- [Given problem] Please write out the material below exactly as given.

-- BEGIN --

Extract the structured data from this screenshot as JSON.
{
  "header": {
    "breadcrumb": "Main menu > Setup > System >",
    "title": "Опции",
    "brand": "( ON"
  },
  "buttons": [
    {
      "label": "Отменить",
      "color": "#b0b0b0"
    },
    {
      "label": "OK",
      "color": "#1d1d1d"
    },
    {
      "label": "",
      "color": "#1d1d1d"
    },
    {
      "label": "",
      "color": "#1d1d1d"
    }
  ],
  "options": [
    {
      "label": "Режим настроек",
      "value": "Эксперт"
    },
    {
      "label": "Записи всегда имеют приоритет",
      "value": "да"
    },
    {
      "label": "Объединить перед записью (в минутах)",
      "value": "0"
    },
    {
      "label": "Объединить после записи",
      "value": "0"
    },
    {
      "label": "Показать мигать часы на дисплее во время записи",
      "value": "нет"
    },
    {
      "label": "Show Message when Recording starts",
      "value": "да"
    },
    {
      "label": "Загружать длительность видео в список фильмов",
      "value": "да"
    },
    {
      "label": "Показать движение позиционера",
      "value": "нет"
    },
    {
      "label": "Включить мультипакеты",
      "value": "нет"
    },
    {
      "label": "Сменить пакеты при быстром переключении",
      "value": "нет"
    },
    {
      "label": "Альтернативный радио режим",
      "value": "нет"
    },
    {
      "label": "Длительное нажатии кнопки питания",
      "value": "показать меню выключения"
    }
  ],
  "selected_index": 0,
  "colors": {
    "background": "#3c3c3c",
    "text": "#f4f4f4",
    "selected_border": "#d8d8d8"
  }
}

-- END --

- [Result for this exercise]
Extract the structured data from this screenshot as JSON.
{
  "header": {
    "breadcrumb": "Main menu > Setup > System >",
    "title": "Опции",
    "brand": "( ON"
  },
  "buttons": [
    {
      "label": "Отменить",
      "color": "#b0b0b0"
    },
    {
      "label": "OK",
      "color": "#1d1d1d"
    },
    {
      "label": "",
      "color": "#1d1d1d"
    },
    {
      "label": "",
      "color": "#1d1d1d"
    }
  ],
  "options": [
    {
      "label": "Режим настроек",
      "value": "Эксперт"
    },
    {
      "label": "Записи всегда имеют приоритет",
      "value": "да"
    },
    {
      "label": "Объединить перед записью (в минутах)",
      "value": "0"
    },
    {
      "label": "Объединить после записи",
      "value": "0"
    },
    {
      "label": "Показать мигать часы на дисплее во время записи",
      "value": "нет"
    },
    {
      "label": "Show Message when Recording starts",
      "value": "да"
    },
    {
      "label": "Загружать длительность видео в список фильмов",
      "value": "да"
    },
    {
      "label": "Показать движение позиционера",
      "value": "нет"
    },
    {
      "label": "Включить мультипакеты",
      "value": "нет"
    },
    {
      "label": "Сменить пакеты при быстром переключении",
      "value": "нет"
    },
    {
      "label": "Альтернативный радио режим",
      "value": "нет"
    },
    {
      "label": "Длительное нажатии кнопки питания",
      "value": "показать меню выключения"
    }
  ],
  "selected_index": 0,
  "colors": {
    "background": "#3c3c3c",
    "text": "#f4f4f4",
    "selected_border": "#d8d8d8"
  }
}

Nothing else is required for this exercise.